- Data supplied -

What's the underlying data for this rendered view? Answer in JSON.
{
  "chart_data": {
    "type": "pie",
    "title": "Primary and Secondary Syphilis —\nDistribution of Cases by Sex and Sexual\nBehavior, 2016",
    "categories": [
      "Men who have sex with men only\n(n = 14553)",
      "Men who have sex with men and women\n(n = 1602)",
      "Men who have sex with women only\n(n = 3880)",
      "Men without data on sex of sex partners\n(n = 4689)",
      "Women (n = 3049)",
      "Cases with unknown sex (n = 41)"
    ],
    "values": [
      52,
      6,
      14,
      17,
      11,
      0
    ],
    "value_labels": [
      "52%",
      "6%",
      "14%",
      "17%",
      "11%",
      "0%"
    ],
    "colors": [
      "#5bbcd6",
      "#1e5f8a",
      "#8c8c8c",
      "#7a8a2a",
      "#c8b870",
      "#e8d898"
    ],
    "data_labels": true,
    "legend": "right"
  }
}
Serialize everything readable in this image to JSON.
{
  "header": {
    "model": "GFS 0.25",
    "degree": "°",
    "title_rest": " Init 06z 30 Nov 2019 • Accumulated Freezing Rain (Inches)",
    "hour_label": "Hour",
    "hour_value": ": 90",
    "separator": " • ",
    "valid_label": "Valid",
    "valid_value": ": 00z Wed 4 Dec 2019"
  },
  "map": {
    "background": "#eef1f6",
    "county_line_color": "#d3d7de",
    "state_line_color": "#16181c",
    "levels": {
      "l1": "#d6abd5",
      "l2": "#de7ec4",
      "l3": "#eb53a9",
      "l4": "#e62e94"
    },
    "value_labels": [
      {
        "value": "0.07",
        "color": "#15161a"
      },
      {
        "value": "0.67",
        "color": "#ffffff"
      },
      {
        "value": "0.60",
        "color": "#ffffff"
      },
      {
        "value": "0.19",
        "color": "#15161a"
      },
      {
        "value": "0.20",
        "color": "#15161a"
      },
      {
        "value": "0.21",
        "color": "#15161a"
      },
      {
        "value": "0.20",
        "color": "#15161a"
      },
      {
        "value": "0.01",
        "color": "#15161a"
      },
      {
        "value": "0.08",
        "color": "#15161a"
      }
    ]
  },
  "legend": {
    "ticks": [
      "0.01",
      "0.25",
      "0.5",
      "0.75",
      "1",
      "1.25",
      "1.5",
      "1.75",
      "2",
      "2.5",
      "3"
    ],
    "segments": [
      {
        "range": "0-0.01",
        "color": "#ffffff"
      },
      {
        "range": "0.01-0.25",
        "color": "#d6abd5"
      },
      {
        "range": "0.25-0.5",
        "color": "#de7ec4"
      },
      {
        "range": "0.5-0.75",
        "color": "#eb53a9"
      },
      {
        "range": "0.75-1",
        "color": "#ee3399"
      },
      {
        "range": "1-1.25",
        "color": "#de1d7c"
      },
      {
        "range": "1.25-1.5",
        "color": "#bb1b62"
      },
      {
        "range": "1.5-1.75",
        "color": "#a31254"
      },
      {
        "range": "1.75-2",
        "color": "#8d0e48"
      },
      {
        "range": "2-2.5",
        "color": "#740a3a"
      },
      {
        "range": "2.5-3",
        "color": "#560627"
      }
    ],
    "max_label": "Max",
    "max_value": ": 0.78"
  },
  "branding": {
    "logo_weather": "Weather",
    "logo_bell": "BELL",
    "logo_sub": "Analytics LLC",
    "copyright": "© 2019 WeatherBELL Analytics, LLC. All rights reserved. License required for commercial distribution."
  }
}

- Objective -
Your task is to reproduce all of the records exactly.

- The output -
What's the underlying data for this rendered view? Answer in JSON.
{
  "chart_data": {
    "type": "pie",
    "title": "Primary and Secondary Syphilis —\nDistribution of Cases by Sex and Sexual\nBehavior, 2016",
    "categories": [
      "Men who have sex with men only\n(n = 14553)",
      "Men who have sex with men and women\n(n = 1602)",
      "Men who have sex with women only\n(n = 3880)",
      "Men without data on sex of sex partners\n(n = 4689)",
      "Women (n = 3049)",
      "Cases with unknown sex (n = 41)"
    ],
    "values": [
      52,
      6,
      14,
      17,
      11,
      0
    ],
    "value_labels": [
      "52%",
      "6%",
      "14%",
      "17%",
      "11%",
      "0%"
    ],
    "colors": [
      "#5bbcd6",
      "#1e5f8a",
      "#8c8c8c",
      "#7a8a2a",
      "#c8b870",
      "#e8d898"
    ],
    "data_labels": true,
    "legend": "right"
  }
}
Serialize everything readable in this image to JSON.
{
  "header": {
    "model": "GFS 0.25",
    "degree": "°",
    "title_rest": " Init 06z 30 Nov 2019 • Accumulated Freezing Rain (Inches)",
    "hour_label": "Hour",
    "hour_value": ": 90",
    "separator": " • ",
    "valid_label": "Valid",
    "valid_value": ": 00z Wed 4 Dec 2019"
  },
  "map": {
    "background": "#eef1f6",
    "county_line_color": "#d3d7de",
    "state_line_color": "#16181c",
    "levels": {
      "l1": "#d6abd5",
      "l2": "#de7ec4",
      "l3": "#eb53a9",
      "l4": "#e62e94"
    },
    "value_labels": [
      {
        "value": "0.07",
        "color": "#15161a"
      },
      {
        "value": "0.67",
        "color": "#ffffff"
      },
      {
        "value": "0.60",
        "color": "#ffffff"
      },
      {
        "value": "0.19",
        "color": "#15161a"
      },
      {
        "value": "0.20",
        "color": "#15161a"
      },
      {
        "value": "0.21",
        "color": "#15161a"
      },
      {
        "value": "0.20",
        "color": "#15161a"
      },
      {
        "value": "0.01",
        "color": "#15161a"
      },
      {
        "value": "0.08",
        "color": "#15161a"
      }
    ]
  },
  "legend": {
    "ticks": [
      "0.01",
      "0.25",
      "0.5",
      "0.75",
      "1",
      "1.25",
      "1.5",
      "1.75",
      "2",
      "2.5",
      "3"
    ],
    "segments": [
      {
        "range": "0-0.01",
        "color": "#ffffff"
      },
      {
        "range": "0.01-0.25",
        "color": "#d6abd5"
      },
      {
        "range": "0.25-0.5",
        "color": "#de7ec4"
      },
      {
        "range": "0.5-0.75",
        "color": "#eb53a9"
      },
      {
        "range": "0.75-1",
        "color": "#ee3399"
      },
      {
        "range": "1-1.25",
        "color": "#de1d7c"
      },
      {
        "range": "1.25-1.5",
        "color": "#bb1b62"
      },
      {
        "range": "1.5-1.75",
        "color": "#a31254"
      },
      {
        "range": "1.75-2",
        "color": "#8d0e48"
      },
      {
        "range": "2-2.5",
        "color": "#740a3a"
      },
      {
        "range": "2.5-3",
        "color": "#560627"
      }
    ],
    "max_label": "Max",
    "max_value": ": 0.78"
  },
  "branding": {
    "logo_weather": "Weather",
    "logo_bell": "BELL",
    "logo_sub": "Analytics LLC",
    "copyright": "© 2019 WeatherBELL Analytics, LLC. All rights reserved. License required for commercial distribution."
  }
}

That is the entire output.